== Provided data ==

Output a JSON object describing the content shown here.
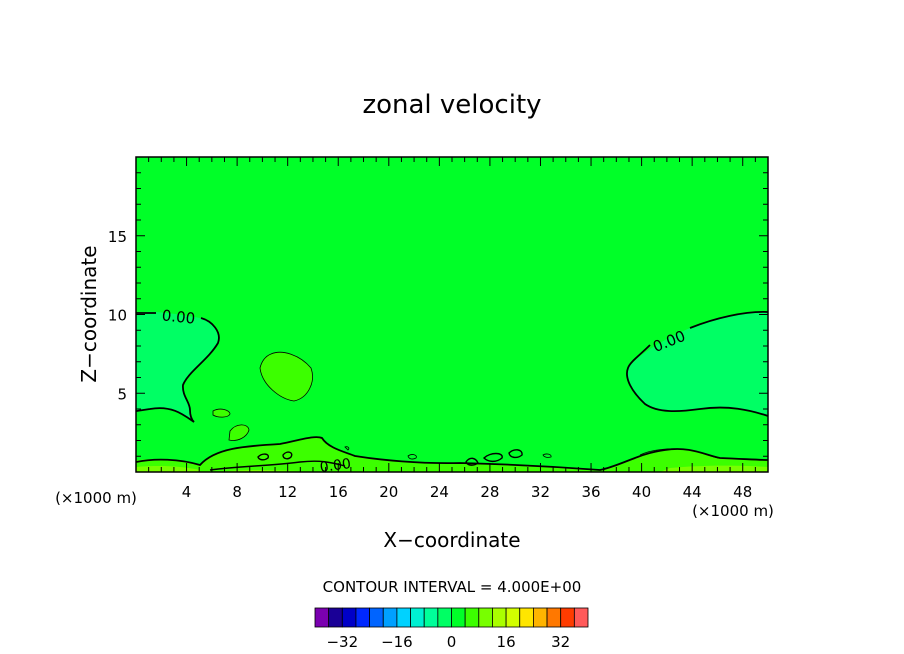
{
  "chart_data": {
    "type": "heatmap",
    "title": "zonal velocity",
    "xlabel": "X−coordinate",
    "ylabel": "Z−coordinate",
    "x_unit": "(×1000 m)",
    "y_unit": "(×1000 m)",
    "xlim": [
      0,
      50
    ],
    "ylim": [
      0,
      20
    ],
    "x_ticks": [
      4,
      8,
      12,
      16,
      20,
      24,
      28,
      32,
      36,
      40,
      44,
      48
    ],
    "x_tick_labels": [
      "4",
      "8",
      "12",
      "16",
      "20",
      "24",
      "28",
      "32",
      "36",
      "40",
      "44",
      "48"
    ],
    "y_ticks": [
      5,
      10,
      15
    ],
    "y_tick_labels": [
      "5",
      "10",
      "15"
    ],
    "contour_labels": [
      "0.00",
      "0.00",
      "0.00"
    ],
    "contour_interval_text": "CONTOUR INTERVAL = 4.000E+00",
    "field_note": "Field is near zero everywhere; negative lobes (slightly below 0) at left x 0–6 for z 3–10 and right x 39–50 for z 3.5–10; small positive patches near x 10–13, z 5–7.5 and along the bottom boundary.",
    "colorbar": {
      "levels": [
        -40,
        -36,
        -32,
        -28,
        -24,
        -20,
        -16,
        -12,
        -8,
        -4,
        0,
        4,
        8,
        12,
        16,
        20,
        24,
        28,
        32,
        36,
        40
      ],
      "tick_values": [
        -32,
        -16,
        0,
        16,
        32
      ],
      "tick_labels": [
        "−32",
        "−16",
        "0",
        "16",
        "32"
      ],
      "colors": [
        "#7a00b0",
        "#1a0096",
        "#0000c8",
        "#0028ff",
        "#0064ff",
        "#00a0ff",
        "#00d2ff",
        "#00f0d2",
        "#00ff9a",
        "#00ff64",
        "#00ff28",
        "#3cff00",
        "#78ff00",
        "#aaff00",
        "#d2ff00",
        "#ffe600",
        "#ffb400",
        "#ff7800",
        "#ff3c00",
        "#ff5a5a",
        "#ffa0a0"
      ]
    },
    "colors": {
      "background_field": "#00ff28",
      "negative_region": "#00ff64",
      "positive_region": "#3cff00",
      "bottom_band": "#78ff00"
    }
  }
}
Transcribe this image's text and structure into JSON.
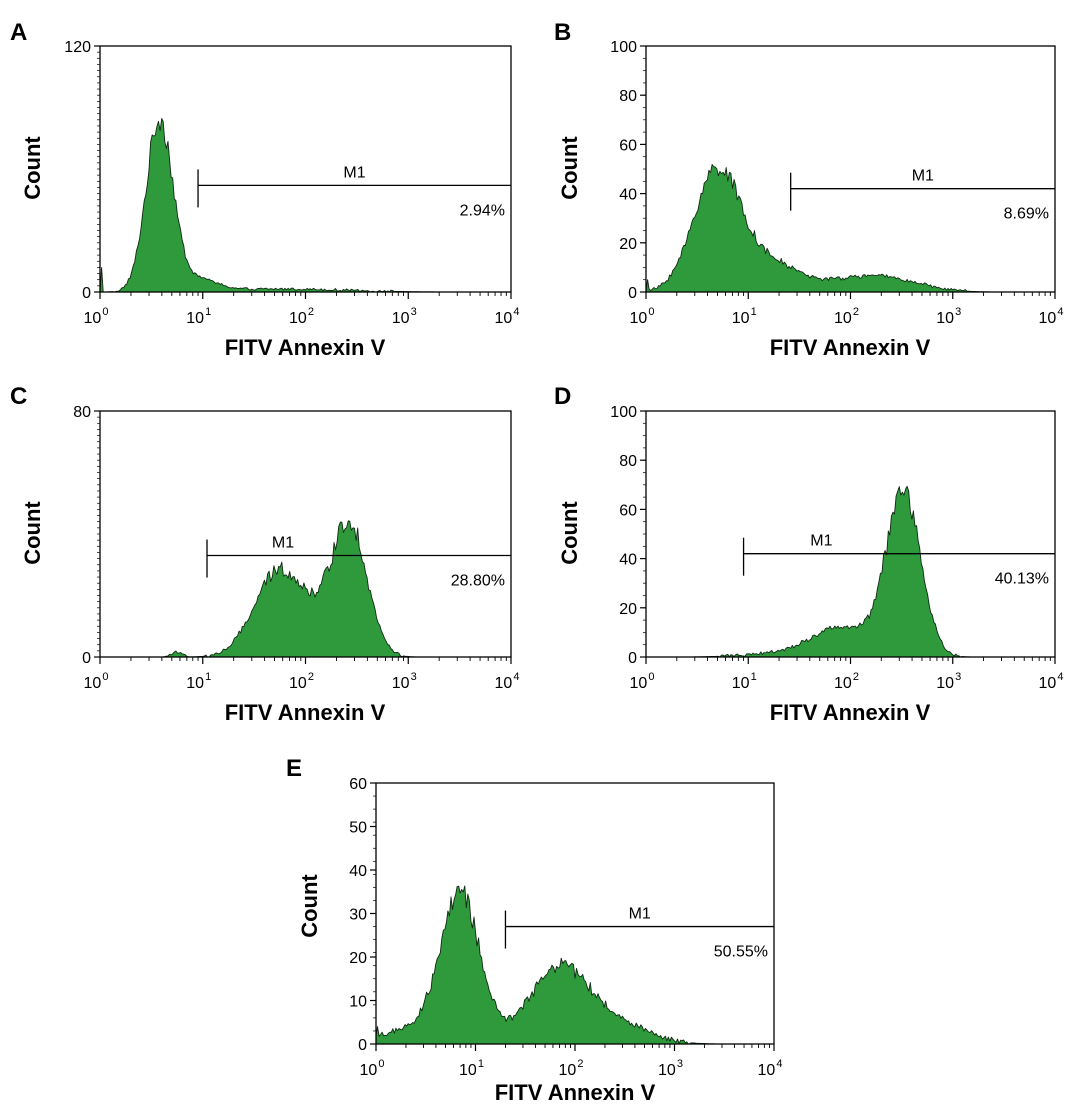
{
  "figure": {
    "fill_color": "#2e9a3c",
    "outline_color": "#102a14",
    "marker_name": "M1"
  },
  "chart_data": [
    {
      "type": "histogram",
      "panel": "A",
      "xlabel": "FITV Annexin V",
      "ylabel": "Count",
      "x_scale": "log",
      "xlim": [
        1,
        10000
      ],
      "x_ticks": [
        "10",
        "10",
        "10",
        "10",
        "10"
      ],
      "x_tick_exponents": [
        "0",
        "1",
        "2",
        "3",
        "4"
      ],
      "ylim": [
        0,
        120
      ],
      "y_ticks": [
        0,
        120
      ],
      "marker": {
        "label": "M1",
        "percent": "2.94%",
        "start": 9,
        "end": 10000,
        "level": 52
      },
      "peaks": [
        {
          "center": 3.8,
          "width": 0.13,
          "height": 84
        },
        {
          "center": 9,
          "width": 0.18,
          "height": 6
        },
        {
          "center": 60,
          "width": 0.6,
          "height": 1.5
        }
      ],
      "edge_spike": 12
    },
    {
      "type": "histogram",
      "panel": "B",
      "xlabel": "FITV Annexin V",
      "ylabel": "Count",
      "x_scale": "log",
      "xlim": [
        1,
        10000
      ],
      "x_ticks": [
        "10",
        "10",
        "10",
        "10",
        "10"
      ],
      "x_tick_exponents": [
        "0",
        "1",
        "2",
        "3",
        "4"
      ],
      "ylim": [
        0,
        100
      ],
      "y_ticks": [
        0,
        20,
        40,
        60,
        80,
        100
      ],
      "marker": {
        "label": "M1",
        "percent": "8.69%",
        "start": 26,
        "end": 10000,
        "level": 42
      },
      "peaks": [
        {
          "center": 5,
          "width": 0.23,
          "height": 50
        },
        {
          "center": 17,
          "width": 0.25,
          "height": 10
        },
        {
          "center": 200,
          "width": 0.35,
          "height": 6
        },
        {
          "center": 50,
          "width": 0.35,
          "height": 2.5
        }
      ],
      "edge_spike": 5
    },
    {
      "type": "histogram",
      "panel": "C",
      "xlabel": "FITV Annexin V",
      "ylabel": "Count",
      "x_scale": "log",
      "xlim": [
        1,
        10000
      ],
      "x_ticks": [
        "10",
        "10",
        "10",
        "10",
        "10"
      ],
      "x_tick_exponents": [
        "0",
        "1",
        "2",
        "3",
        "4"
      ],
      "ylim": [
        0,
        80
      ],
      "y_ticks": [
        0,
        80
      ],
      "marker": {
        "label": "M1",
        "percent": "28.80%",
        "start": 11,
        "end": 10000,
        "level": 33
      },
      "peaks": [
        {
          "center": 55,
          "width": 0.24,
          "height": 27
        },
        {
          "center": 270,
          "width": 0.17,
          "height": 40
        },
        {
          "center": 150,
          "width": 0.25,
          "height": 7
        },
        {
          "center": 5.5,
          "width": 0.05,
          "height": 1.5
        }
      ],
      "edge_spike": 0
    },
    {
      "type": "histogram",
      "panel": "D",
      "xlabel": "FITV Annexin V",
      "ylabel": "Count",
      "x_scale": "log",
      "xlim": [
        1,
        10000
      ],
      "x_ticks": [
        "10",
        "10",
        "10",
        "10",
        "10"
      ],
      "x_tick_exponents": [
        "0",
        "1",
        "2",
        "3",
        "4"
      ],
      "ylim": [
        0,
        100
      ],
      "y_ticks": [
        0,
        20,
        40,
        60,
        80,
        100
      ],
      "marker": {
        "label": "M1",
        "percent": "40.13%",
        "start": 9,
        "end": 10000,
        "level": 42
      },
      "peaks": [
        {
          "center": 330,
          "width": 0.17,
          "height": 66
        },
        {
          "center": 80,
          "width": 0.3,
          "height": 12
        },
        {
          "center": 15,
          "width": 0.3,
          "height": 1
        }
      ],
      "edge_spike": 0
    },
    {
      "type": "histogram",
      "panel": "E",
      "xlabel": "FITV Annexin V",
      "ylabel": "Count",
      "x_scale": "log",
      "xlim": [
        1,
        10000
      ],
      "x_ticks": [
        "10",
        "10",
        "10",
        "10",
        "10"
      ],
      "x_tick_exponents": [
        "0",
        "1",
        "2",
        "3",
        "4"
      ],
      "ylim": [
        0,
        60
      ],
      "y_ticks": [
        0,
        10,
        20,
        30,
        40,
        50,
        60
      ],
      "marker": {
        "label": "M1",
        "percent": "50.55%",
        "start": 20,
        "end": 10000,
        "level": 27
      },
      "peaks": [
        {
          "center": 7,
          "width": 0.2,
          "height": 34
        },
        {
          "center": 70,
          "width": 0.3,
          "height": 18
        },
        {
          "center": 2,
          "width": 0.3,
          "height": 3
        },
        {
          "center": 300,
          "width": 0.3,
          "height": 4
        }
      ],
      "edge_spike": 4
    }
  ]
}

===

List every line in the records above that contains the word "JSON".

## [Exercise answer]
Output a JSON object describing the content shown here.
Transcribe this image's text and structure into JSON.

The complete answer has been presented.